Select the lines below containing the word "Библиотека".

• Exercise materials
■ ■ ■ ■

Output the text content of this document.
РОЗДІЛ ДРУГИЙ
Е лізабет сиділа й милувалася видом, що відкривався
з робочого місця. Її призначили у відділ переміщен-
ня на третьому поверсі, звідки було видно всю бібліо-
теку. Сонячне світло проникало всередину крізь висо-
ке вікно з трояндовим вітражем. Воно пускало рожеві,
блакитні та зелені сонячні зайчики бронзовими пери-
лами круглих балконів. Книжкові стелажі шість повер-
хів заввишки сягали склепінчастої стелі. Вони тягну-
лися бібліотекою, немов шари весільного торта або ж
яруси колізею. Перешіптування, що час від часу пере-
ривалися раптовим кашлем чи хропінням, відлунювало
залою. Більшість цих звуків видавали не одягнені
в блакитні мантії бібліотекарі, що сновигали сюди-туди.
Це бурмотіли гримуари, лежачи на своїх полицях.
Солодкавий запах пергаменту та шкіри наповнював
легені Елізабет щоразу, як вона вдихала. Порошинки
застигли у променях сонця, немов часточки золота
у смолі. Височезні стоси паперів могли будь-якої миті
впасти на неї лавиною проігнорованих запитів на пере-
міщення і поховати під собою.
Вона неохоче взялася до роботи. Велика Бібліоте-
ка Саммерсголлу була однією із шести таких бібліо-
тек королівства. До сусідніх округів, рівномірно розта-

■ ■ ■ ■

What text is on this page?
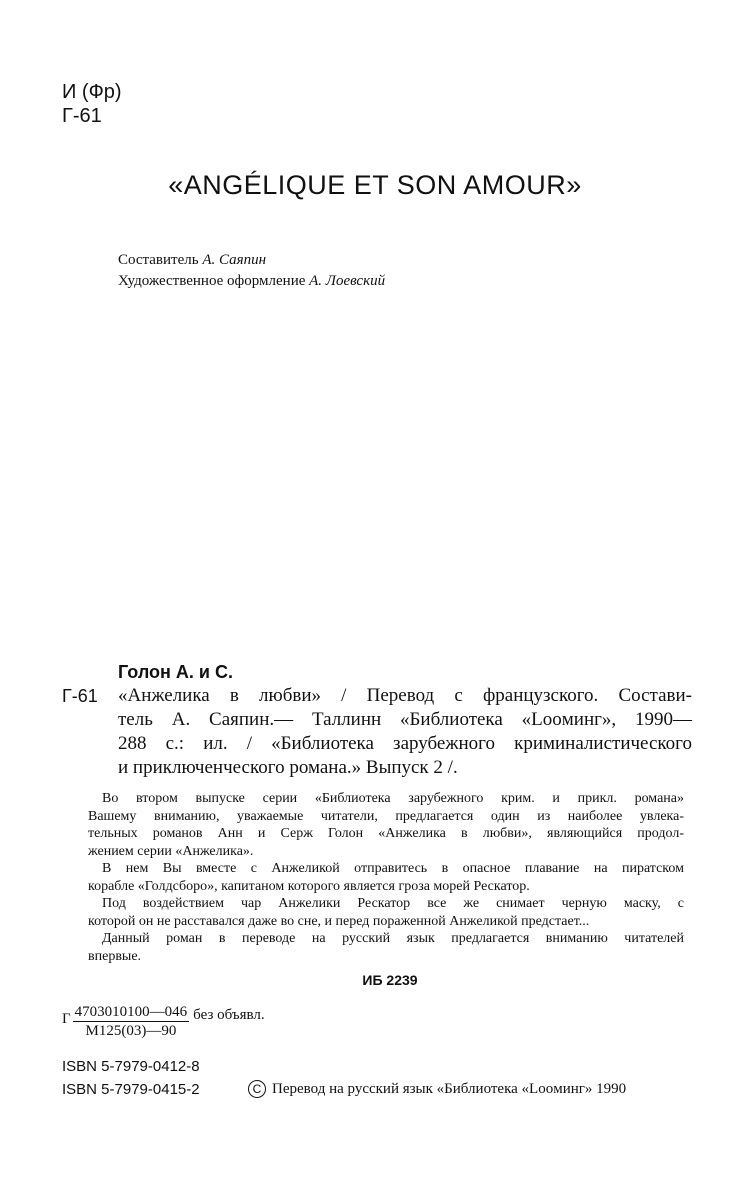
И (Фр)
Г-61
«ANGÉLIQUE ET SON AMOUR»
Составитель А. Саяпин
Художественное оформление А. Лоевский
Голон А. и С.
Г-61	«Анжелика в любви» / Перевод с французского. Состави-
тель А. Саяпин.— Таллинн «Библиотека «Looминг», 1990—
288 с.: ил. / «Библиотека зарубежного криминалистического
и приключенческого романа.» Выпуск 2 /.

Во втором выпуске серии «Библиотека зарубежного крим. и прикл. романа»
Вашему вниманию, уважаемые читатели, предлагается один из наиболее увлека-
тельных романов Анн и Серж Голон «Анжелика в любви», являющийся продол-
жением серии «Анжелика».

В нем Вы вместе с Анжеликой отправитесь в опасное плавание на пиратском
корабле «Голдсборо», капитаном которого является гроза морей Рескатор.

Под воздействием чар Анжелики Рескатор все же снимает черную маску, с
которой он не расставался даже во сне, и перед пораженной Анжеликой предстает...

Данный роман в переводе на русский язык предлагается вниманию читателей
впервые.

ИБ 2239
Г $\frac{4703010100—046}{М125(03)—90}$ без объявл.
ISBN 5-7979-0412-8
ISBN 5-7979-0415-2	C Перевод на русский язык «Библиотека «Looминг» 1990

■ ■ ■ ■

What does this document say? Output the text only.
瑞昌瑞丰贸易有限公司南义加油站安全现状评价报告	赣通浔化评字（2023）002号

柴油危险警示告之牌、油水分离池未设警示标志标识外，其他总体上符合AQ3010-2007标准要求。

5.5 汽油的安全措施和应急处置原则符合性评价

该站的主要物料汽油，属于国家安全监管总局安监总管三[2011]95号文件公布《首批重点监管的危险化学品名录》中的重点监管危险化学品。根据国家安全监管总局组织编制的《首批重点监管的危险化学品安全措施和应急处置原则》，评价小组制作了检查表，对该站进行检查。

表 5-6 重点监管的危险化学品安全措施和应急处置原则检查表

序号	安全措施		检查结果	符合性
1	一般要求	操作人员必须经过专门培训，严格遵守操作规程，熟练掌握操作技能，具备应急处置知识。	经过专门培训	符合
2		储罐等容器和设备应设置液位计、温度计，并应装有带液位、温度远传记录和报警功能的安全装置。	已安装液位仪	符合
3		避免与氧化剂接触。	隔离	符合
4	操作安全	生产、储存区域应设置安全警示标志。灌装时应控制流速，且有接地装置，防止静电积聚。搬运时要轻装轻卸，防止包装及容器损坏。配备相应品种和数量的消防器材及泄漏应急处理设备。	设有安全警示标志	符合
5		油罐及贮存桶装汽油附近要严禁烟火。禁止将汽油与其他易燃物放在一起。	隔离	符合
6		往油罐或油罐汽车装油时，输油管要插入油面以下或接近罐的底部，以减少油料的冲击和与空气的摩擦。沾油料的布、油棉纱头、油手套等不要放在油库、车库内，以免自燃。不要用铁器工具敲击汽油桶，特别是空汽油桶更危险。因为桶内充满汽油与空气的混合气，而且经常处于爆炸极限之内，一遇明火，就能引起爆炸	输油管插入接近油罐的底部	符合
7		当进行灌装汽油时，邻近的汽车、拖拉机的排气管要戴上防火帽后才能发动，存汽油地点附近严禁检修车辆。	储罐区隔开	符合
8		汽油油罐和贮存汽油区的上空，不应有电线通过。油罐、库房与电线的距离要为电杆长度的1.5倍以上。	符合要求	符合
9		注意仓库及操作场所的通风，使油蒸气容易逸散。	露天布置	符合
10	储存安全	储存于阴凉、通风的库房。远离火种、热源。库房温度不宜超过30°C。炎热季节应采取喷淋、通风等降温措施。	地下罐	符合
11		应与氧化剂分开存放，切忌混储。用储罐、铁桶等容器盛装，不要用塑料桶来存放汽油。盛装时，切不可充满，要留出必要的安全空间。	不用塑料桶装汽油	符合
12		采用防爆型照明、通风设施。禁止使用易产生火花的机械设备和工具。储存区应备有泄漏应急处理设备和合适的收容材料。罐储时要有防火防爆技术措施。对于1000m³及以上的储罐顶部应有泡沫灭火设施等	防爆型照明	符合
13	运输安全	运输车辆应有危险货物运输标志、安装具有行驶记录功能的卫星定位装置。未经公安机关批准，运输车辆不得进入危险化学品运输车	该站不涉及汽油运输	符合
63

■ ■ ■ ■

• Result for this exercise
тель А. Саяпин.— Таллинн «Библиотека «Looминг», 1990—
288 с.: ил. / «Библиотека зарубежного криминалистического
Во втором выпуске серии «Библиотека зарубежного крим. и прикл. романа»
ISBN 5-7979-0415-2	C Перевод на русский язык «Библиотека «Looминг» 1990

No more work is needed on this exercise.